---- Input for this task
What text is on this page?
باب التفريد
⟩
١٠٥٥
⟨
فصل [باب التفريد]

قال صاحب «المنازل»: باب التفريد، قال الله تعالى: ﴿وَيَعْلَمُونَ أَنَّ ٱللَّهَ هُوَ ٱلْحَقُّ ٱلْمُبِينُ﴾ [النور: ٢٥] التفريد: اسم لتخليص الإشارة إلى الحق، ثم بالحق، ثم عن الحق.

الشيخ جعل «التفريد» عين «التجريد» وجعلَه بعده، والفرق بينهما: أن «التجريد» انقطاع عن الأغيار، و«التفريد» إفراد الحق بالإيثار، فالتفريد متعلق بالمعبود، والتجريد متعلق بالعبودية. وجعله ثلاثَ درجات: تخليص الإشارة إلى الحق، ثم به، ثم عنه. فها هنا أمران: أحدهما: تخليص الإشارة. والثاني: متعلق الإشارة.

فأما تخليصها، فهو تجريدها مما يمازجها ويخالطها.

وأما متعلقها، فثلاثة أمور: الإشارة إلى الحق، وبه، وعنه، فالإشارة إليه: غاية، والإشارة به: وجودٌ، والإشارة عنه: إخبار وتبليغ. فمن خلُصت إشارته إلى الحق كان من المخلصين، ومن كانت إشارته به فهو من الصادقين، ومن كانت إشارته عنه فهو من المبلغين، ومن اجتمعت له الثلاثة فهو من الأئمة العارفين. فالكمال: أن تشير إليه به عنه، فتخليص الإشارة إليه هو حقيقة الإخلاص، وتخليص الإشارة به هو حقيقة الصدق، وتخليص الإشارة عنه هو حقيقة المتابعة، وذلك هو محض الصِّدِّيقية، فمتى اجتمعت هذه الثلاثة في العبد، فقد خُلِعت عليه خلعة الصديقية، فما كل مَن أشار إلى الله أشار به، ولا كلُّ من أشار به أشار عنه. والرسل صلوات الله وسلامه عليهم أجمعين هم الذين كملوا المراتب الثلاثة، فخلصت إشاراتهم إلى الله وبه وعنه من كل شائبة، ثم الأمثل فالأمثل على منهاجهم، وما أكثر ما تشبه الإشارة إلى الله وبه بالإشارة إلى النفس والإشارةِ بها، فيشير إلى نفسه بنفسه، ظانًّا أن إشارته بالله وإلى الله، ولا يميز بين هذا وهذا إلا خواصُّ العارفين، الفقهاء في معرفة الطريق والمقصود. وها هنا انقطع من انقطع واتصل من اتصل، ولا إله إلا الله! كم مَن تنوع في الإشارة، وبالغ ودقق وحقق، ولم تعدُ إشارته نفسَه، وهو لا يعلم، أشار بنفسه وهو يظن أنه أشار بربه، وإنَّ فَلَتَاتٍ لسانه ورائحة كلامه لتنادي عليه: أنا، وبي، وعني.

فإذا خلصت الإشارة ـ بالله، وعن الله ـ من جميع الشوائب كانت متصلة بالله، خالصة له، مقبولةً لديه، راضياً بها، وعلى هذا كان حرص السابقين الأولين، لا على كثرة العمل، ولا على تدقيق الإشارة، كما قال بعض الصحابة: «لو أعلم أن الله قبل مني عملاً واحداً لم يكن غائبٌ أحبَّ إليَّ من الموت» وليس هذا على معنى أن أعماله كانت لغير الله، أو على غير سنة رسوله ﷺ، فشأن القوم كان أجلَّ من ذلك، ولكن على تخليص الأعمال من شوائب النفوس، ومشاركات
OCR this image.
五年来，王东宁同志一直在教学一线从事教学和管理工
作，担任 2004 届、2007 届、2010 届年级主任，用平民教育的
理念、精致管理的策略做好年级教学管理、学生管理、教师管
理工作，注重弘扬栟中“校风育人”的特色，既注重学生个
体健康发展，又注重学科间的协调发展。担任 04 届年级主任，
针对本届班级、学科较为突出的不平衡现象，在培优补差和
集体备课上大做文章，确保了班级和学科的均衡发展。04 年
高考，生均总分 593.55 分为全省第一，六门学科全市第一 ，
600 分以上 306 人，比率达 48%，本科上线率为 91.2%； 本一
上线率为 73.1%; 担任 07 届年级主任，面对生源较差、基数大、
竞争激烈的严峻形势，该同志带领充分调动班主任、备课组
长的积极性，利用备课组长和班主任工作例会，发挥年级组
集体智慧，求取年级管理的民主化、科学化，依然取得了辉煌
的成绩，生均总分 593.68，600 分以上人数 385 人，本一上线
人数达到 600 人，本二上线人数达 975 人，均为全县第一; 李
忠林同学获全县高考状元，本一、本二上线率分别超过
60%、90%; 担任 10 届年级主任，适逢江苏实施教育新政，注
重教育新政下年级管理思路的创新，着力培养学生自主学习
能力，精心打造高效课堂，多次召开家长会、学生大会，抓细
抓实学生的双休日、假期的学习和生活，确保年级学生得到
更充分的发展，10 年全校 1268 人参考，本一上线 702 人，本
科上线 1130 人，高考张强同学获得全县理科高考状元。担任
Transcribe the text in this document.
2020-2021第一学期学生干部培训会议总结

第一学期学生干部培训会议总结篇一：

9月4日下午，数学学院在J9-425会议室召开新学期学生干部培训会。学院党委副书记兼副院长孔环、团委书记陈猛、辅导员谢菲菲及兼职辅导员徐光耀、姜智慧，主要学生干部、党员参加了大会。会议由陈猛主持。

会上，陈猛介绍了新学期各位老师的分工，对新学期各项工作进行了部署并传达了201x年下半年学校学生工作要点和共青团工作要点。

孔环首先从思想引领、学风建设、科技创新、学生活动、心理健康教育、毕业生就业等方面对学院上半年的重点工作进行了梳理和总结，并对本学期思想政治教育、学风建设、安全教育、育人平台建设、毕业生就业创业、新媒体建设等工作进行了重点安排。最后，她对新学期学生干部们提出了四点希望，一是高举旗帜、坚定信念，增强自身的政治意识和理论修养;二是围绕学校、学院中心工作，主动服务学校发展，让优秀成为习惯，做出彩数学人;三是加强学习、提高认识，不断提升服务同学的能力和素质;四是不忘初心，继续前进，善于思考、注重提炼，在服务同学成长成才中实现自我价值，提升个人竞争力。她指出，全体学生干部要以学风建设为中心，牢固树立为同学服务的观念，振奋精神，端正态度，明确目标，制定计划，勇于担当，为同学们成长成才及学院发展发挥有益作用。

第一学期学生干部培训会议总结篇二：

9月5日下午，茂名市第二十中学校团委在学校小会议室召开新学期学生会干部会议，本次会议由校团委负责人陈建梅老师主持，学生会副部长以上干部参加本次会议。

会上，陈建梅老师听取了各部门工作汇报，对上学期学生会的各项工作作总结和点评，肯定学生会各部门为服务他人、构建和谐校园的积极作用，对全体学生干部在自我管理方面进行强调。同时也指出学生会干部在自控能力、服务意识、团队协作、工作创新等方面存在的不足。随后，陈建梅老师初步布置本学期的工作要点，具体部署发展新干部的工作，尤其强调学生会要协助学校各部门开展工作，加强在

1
--------
-- Goal of the exercise --
Using the data above, repeat every line exactly.

-- Task output --
What text is on this page?
باب التفريد
⟩
١٠٥٥
⟨
فصل [باب التفريد]

قال صاحب «المنازل»: باب التفريد، قال الله تعالى: ﴿وَيَعْلَمُونَ أَنَّ ٱللَّهَ هُوَ ٱلْحَقُّ ٱلْمُبِينُ﴾ [النور: ٢٥] التفريد: اسم لتخليص الإشارة إلى الحق، ثم بالحق، ثم عن الحق.

الشيخ جعل «التفريد» عين «التجريد» وجعلَه بعده، والفرق بينهما: أن «التجريد» انقطاع عن الأغيار، و«التفريد» إفراد الحق بالإيثار، فالتفريد متعلق بالمعبود، والتجريد متعلق بالعبودية. وجعله ثلاثَ درجات: تخليص الإشارة إلى الحق، ثم به، ثم عنه. فها هنا أمران: أحدهما: تخليص الإشارة. والثاني: متعلق الإشارة.

فأما تخليصها، فهو تجريدها مما يمازجها ويخالطها.

وأما متعلقها، فثلاثة أمور: الإشارة إلى الحق، وبه، وعنه، فالإشارة إليه: غاية، والإشارة به: وجودٌ، والإشارة عنه: إخبار وتبليغ. فمن خلُصت إشارته إلى الحق كان من المخلصين، ومن كانت إشارته به فهو من الصادقين، ومن كانت إشارته عنه فهو من المبلغين، ومن اجتمعت له الثلاثة فهو من الأئمة العارفين. فالكمال: أن تشير إليه به عنه، فتخليص الإشارة إليه هو حقيقة الإخلاص، وتخليص الإشارة به هو حقيقة الصدق، وتخليص الإشارة عنه هو حقيقة المتابعة، وذلك هو محض الصِّدِّيقية، فمتى اجتمعت هذه الثلاثة في العبد، فقد خُلِعت عليه خلعة الصديقية، فما كل مَن أشار إلى الله أشار به، ولا كلُّ من أشار به أشار عنه. والرسل صلوات الله وسلامه عليهم أجمعين هم الذين كملوا المراتب الثلاثة، فخلصت إشاراتهم إلى الله وبه وعنه من كل شائبة، ثم الأمثل فالأمثل على منهاجهم، وما أكثر ما تشبه الإشارة إلى الله وبه بالإشارة إلى النفس والإشارةِ بها، فيشير إلى نفسه بنفسه، ظانًّا أن إشارته بالله وإلى الله، ولا يميز بين هذا وهذا إلا خواصُّ العارفين، الفقهاء في معرفة الطريق والمقصود. وها هنا انقطع من انقطع واتصل من اتصل، ولا إله إلا الله! كم مَن تنوع في الإشارة، وبالغ ودقق وحقق، ولم تعدُ إشارته نفسَه، وهو لا يعلم، أشار بنفسه وهو يظن أنه أشار بربه، وإنَّ فَلَتَاتٍ لسانه ورائحة كلامه لتنادي عليه: أنا، وبي، وعني.

فإذا خلصت الإشارة ـ بالله، وعن الله ـ من جميع الشوائب كانت متصلة بالله، خالصة له، مقبولةً لديه، راضياً بها، وعلى هذا كان حرص السابقين الأولين، لا على كثرة العمل، ولا على تدقيق الإشارة، كما قال بعض الصحابة: «لو أعلم أن الله قبل مني عملاً واحداً لم يكن غائبٌ أحبَّ إليَّ من الموت» وليس هذا على معنى أن أعماله كانت لغير الله، أو على غير سنة رسوله ﷺ، فشأن القوم كان أجلَّ من ذلك، ولكن على تخليص الأعمال من شوائب النفوس، ومشاركات
OCR this image.
五年来，王东宁同志一直在教学一线从事教学和管理工
作，担任 2004 届、2007 届、2010 届年级主任，用平民教育的
理念、精致管理的策略做好年级教学管理、学生管理、教师管
理工作，注重弘扬栟中“校风育人”的特色，既注重学生个
体健康发展，又注重学科间的协调发展。担任 04 届年级主任，
针对本届班级、学科较为突出的不平衡现象，在培优补差和
集体备课上大做文章，确保了班级和学科的均衡发展。04 年
高考，生均总分 593.55 分为全省第一，六门学科全市第一 ，
600 分以上 306 人，比率达 48%，本科上线率为 91.2%； 本一
上线率为 73.1%; 担任 07 届年级主任，面对生源较差、基数大、
竞争激烈的严峻形势，该同志带领充分调动班主任、备课组
长的积极性，利用备课组长和班主任工作例会，发挥年级组
集体智慧，求取年级管理的民主化、科学化，依然取得了辉煌
的成绩，生均总分 593.68，600 分以上人数 385 人，本一上线
人数达到 600 人，本二上线人数达 975 人，均为全县第一; 李
忠林同学获全县高考状元，本一、本二上线率分别超过
60%、90%; 担任 10 届年级主任，适逢江苏实施教育新政，注
重教育新政下年级管理思路的创新，着力培养学生自主学习
能力，精心打造高效课堂，多次召开家长会、学生大会，抓细
抓实学生的双休日、假期的学习和生活，确保年级学生得到
更充分的发展，10 年全校 1268 人参考，本一上线 702 人，本
科上线 1130 人，高考张强同学获得全县理科高考状元。担任
Transcribe the text in this document.
2020-2021第一学期学生干部培训会议总结

第一学期学生干部培训会议总结篇一：

9月4日下午，数学学院在J9-425会议室召开新学期学生干部培训会。学院党委副书记兼副院长孔环、团委书记陈猛、辅导员谢菲菲及兼职辅导员徐光耀、姜智慧，主要学生干部、党员参加了大会。会议由陈猛主持。

会上，陈猛介绍了新学期各位老师的分工，对新学期各项工作进行了部署并传达了201x年下半年学校学生工作要点和共青团工作要点。

孔环首先从思想引领、学风建设、科技创新、学生活动、心理健康教育、毕业生就业等方面对学院上半年的重点工作进行了梳理和总结，并对本学期思想政治教育、学风建设、安全教育、育人平台建设、毕业生就业创业、新媒体建设等工作进行了重点安排。最后，她对新学期学生干部们提出了四点希望，一是高举旗帜、坚定信念，增强自身的政治意识和理论修养;二是围绕学校、学院中心工作，主动服务学校发展，让优秀成为习惯，做出彩数学人;三是加强学习、提高认识，不断提升服务同学的能力和素质;四是不忘初心，继续前进，善于思考、注重提炼，在服务同学成长成才中实现自我价值，提升个人竞争力。她指出，全体学生干部要以学风建设为中心，牢固树立为同学服务的观念，振奋精神，端正态度，明确目标，制定计划，勇于担当，为同学们成长成才及学院发展发挥有益作用。

第一学期学生干部培训会议总结篇二：

9月5日下午，茂名市第二十中学校团委在学校小会议室召开新学期学生会干部会议，本次会议由校团委负责人陈建梅老师主持，学生会副部长以上干部参加本次会议。

会上，陈建梅老师听取了各部门工作汇报，对上学期学生会的各项工作作总结和点评，肯定学生会各部门为服务他人、构建和谐校园的积极作用，对全体学生干部在自我管理方面进行强调。同时也指出学生会干部在自控能力、服务意识、团队协作、工作创新等方面存在的不足。随后，陈建梅老师初步布置本学期的工作要点，具体部署发展新干部的工作，尤其强调学生会要协助学校各部门开展工作，加强在

1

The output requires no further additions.